#### [Data to process]

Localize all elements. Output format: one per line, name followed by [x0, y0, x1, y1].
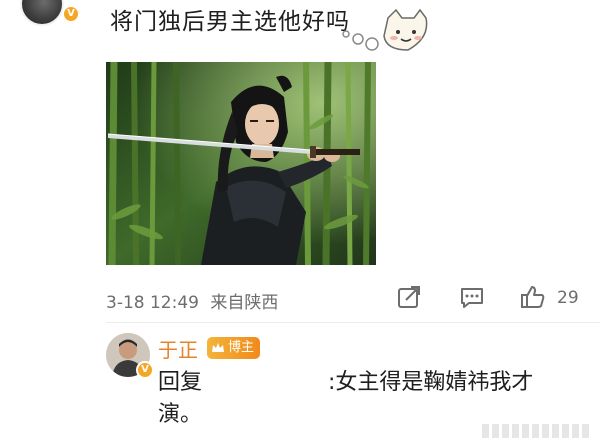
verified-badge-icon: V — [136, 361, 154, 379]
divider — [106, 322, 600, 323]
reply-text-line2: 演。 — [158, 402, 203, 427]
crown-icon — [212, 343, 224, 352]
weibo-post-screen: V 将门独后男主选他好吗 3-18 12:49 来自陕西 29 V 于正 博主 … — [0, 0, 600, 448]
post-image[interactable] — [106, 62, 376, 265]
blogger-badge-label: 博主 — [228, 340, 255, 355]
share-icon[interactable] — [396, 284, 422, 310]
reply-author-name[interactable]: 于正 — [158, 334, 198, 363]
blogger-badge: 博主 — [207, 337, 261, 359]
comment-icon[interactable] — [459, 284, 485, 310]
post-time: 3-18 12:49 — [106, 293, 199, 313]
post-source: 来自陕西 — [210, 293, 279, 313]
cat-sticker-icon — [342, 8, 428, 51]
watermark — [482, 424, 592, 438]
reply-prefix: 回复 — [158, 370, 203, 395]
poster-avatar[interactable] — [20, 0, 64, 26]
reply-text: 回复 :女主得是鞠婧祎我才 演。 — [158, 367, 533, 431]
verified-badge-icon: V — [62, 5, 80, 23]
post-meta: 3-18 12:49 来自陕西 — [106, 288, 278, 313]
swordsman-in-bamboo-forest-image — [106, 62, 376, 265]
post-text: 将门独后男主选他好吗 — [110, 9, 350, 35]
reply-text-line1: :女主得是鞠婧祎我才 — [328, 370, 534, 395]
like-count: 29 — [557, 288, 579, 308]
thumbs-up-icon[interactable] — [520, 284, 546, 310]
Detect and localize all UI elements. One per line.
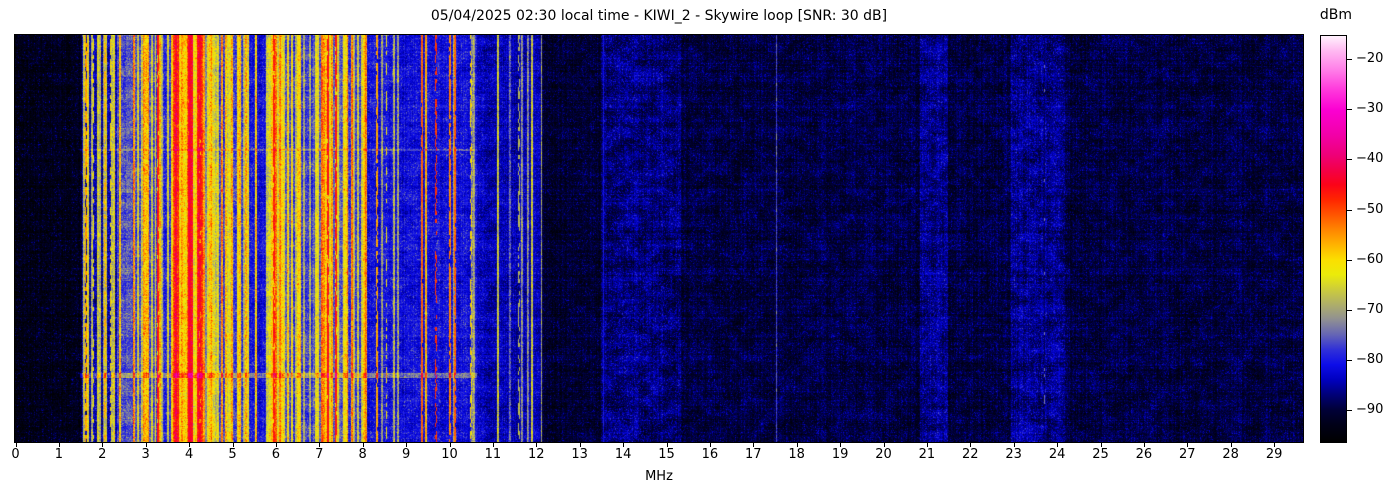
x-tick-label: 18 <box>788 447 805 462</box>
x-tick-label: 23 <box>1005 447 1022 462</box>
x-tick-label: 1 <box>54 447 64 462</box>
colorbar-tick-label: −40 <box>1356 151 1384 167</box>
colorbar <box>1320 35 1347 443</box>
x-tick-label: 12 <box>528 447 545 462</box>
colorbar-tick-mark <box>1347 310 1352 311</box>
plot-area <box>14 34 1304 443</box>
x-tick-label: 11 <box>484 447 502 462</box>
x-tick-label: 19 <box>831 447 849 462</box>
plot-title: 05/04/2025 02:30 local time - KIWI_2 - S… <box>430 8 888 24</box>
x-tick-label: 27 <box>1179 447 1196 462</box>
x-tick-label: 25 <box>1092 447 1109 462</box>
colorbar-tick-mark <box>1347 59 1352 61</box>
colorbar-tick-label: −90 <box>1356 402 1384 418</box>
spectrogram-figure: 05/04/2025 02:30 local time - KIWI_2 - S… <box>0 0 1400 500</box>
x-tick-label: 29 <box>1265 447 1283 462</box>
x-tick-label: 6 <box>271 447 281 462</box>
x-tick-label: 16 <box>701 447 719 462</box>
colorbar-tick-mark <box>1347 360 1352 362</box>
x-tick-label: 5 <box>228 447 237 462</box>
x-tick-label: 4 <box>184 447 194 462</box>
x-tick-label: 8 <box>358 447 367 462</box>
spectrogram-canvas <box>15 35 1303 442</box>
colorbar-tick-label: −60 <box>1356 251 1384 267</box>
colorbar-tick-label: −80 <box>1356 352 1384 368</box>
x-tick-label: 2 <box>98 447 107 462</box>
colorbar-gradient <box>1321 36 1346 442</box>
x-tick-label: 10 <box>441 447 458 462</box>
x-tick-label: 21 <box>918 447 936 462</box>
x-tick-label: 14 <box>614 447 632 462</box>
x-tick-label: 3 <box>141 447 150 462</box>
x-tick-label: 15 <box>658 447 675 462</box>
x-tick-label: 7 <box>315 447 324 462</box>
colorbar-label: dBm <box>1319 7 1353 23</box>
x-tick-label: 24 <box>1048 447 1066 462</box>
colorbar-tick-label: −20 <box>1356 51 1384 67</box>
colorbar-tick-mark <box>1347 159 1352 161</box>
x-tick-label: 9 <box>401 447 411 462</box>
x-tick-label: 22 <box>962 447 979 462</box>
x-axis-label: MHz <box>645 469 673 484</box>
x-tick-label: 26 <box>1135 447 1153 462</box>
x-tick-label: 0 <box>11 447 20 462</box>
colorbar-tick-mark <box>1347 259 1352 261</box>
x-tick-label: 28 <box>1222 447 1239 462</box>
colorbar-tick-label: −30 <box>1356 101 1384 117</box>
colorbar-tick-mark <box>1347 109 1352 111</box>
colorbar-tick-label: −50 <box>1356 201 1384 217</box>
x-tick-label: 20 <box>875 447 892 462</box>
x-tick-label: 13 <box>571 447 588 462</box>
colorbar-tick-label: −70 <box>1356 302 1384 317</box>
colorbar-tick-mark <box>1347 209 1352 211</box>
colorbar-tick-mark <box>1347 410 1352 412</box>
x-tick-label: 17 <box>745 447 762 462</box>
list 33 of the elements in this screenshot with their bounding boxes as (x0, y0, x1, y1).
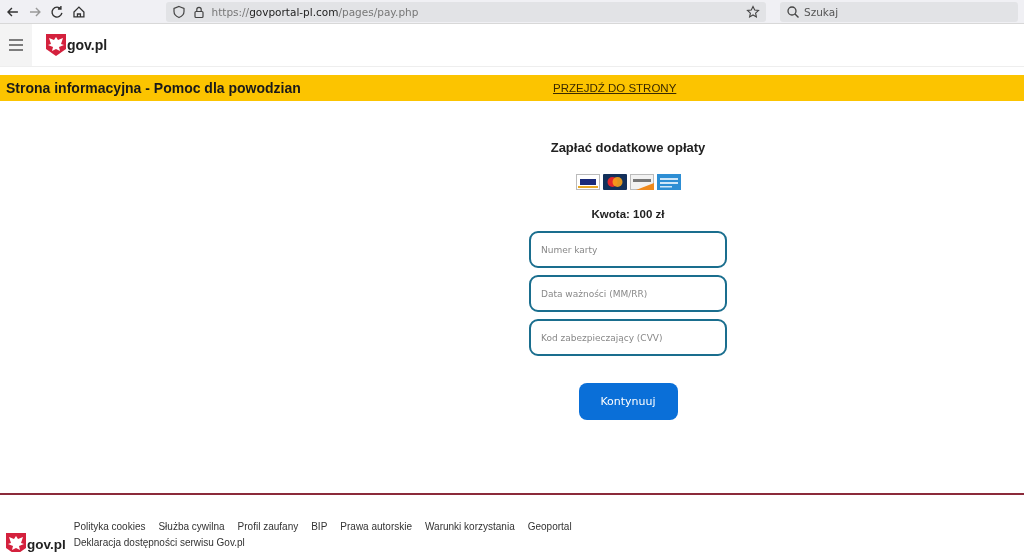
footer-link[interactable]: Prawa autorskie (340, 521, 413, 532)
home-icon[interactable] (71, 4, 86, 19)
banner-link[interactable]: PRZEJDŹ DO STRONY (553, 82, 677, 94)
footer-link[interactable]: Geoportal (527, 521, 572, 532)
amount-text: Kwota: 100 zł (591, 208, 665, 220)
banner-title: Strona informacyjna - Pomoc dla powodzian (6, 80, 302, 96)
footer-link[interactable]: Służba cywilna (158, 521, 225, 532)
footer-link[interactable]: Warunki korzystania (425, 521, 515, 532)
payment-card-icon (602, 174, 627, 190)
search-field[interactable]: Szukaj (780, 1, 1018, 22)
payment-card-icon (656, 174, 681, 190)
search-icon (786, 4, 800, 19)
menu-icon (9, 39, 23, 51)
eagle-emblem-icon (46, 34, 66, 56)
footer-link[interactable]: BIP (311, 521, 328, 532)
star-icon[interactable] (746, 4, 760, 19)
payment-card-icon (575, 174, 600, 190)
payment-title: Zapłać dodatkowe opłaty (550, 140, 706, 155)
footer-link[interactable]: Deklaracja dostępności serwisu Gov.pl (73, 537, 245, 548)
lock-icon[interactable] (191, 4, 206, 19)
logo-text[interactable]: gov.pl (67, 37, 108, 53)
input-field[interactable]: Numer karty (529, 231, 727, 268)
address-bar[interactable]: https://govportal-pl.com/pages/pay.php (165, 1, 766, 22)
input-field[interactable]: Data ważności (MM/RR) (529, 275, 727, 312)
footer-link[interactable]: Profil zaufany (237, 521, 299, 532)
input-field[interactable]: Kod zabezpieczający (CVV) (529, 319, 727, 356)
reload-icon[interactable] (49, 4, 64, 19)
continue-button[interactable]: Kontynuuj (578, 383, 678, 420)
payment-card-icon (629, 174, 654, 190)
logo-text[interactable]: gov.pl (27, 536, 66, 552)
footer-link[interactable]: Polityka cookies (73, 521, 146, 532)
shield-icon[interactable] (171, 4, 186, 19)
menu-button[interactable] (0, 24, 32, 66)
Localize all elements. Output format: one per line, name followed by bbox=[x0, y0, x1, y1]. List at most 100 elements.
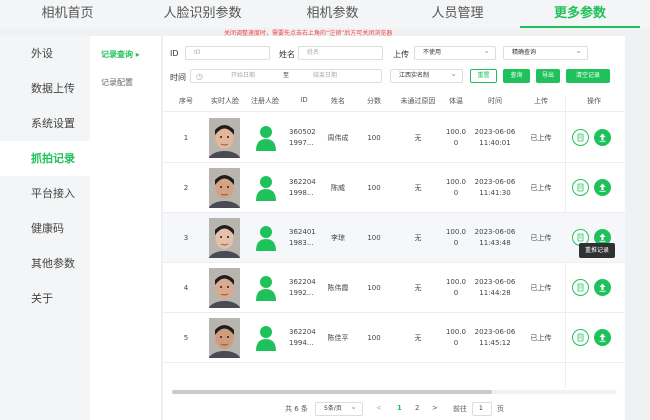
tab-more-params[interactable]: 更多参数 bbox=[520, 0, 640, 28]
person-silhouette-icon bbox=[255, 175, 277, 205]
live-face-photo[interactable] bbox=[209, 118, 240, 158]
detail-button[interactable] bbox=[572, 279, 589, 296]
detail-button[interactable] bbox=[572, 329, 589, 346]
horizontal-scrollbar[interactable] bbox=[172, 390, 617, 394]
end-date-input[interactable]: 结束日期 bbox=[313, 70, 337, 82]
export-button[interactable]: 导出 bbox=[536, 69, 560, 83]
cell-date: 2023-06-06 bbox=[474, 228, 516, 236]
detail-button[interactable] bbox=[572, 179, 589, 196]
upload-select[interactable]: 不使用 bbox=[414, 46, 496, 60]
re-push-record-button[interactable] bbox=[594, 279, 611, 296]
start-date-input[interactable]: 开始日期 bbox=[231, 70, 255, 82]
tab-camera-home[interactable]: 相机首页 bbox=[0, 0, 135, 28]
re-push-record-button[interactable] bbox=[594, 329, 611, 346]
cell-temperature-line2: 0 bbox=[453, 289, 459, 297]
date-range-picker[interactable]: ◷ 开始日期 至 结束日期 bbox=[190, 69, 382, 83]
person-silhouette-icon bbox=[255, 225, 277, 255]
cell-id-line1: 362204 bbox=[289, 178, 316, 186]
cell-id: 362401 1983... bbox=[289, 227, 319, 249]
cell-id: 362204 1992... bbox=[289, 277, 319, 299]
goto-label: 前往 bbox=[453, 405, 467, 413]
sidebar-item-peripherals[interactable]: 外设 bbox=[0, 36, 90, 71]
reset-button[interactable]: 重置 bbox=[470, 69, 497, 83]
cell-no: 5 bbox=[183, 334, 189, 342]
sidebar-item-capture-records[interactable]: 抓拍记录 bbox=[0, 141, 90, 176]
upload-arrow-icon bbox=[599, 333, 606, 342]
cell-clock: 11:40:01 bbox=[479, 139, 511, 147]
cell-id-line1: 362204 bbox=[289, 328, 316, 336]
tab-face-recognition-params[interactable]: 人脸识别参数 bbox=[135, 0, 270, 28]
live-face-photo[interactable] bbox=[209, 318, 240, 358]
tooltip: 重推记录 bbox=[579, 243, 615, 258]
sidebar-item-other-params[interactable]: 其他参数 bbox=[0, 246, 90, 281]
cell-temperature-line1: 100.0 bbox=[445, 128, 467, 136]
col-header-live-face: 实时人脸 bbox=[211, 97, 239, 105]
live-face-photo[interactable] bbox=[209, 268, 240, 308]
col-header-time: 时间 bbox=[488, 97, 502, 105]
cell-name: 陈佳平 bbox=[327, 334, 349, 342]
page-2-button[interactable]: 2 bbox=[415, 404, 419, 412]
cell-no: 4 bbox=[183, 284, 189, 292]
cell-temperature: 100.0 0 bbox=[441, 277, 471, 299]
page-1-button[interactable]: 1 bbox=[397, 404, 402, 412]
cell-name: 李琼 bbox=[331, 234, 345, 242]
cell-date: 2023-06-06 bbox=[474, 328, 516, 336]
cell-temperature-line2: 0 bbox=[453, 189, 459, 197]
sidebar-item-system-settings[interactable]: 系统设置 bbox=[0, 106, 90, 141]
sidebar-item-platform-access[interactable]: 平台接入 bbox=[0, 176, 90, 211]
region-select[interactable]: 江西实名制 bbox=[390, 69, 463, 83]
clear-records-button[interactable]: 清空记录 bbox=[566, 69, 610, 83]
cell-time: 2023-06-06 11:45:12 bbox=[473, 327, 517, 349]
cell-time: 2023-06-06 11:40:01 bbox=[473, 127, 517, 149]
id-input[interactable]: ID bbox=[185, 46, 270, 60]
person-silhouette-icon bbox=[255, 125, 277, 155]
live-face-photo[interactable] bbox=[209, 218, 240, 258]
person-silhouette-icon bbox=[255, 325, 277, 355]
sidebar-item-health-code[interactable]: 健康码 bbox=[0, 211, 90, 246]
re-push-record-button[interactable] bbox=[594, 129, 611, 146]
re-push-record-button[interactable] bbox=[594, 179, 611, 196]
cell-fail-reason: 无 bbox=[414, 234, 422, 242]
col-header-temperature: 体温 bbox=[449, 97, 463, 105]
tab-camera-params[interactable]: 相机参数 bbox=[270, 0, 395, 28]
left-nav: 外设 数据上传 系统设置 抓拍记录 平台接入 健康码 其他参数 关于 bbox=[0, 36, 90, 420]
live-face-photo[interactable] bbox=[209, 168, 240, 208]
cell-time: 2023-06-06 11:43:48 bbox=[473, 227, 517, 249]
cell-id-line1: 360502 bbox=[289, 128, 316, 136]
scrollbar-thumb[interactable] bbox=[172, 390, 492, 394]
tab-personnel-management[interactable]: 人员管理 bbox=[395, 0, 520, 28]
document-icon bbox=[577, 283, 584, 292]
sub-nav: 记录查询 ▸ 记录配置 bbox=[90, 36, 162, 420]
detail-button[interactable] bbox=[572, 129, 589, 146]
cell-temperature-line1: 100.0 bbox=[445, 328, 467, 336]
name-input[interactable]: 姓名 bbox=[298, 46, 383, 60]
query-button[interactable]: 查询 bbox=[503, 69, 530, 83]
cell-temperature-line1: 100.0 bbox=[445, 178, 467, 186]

#### [Exercise]
How many of the lines above contain the word "time"? Reply with the number alone.

#### [Solution to the exercise]
7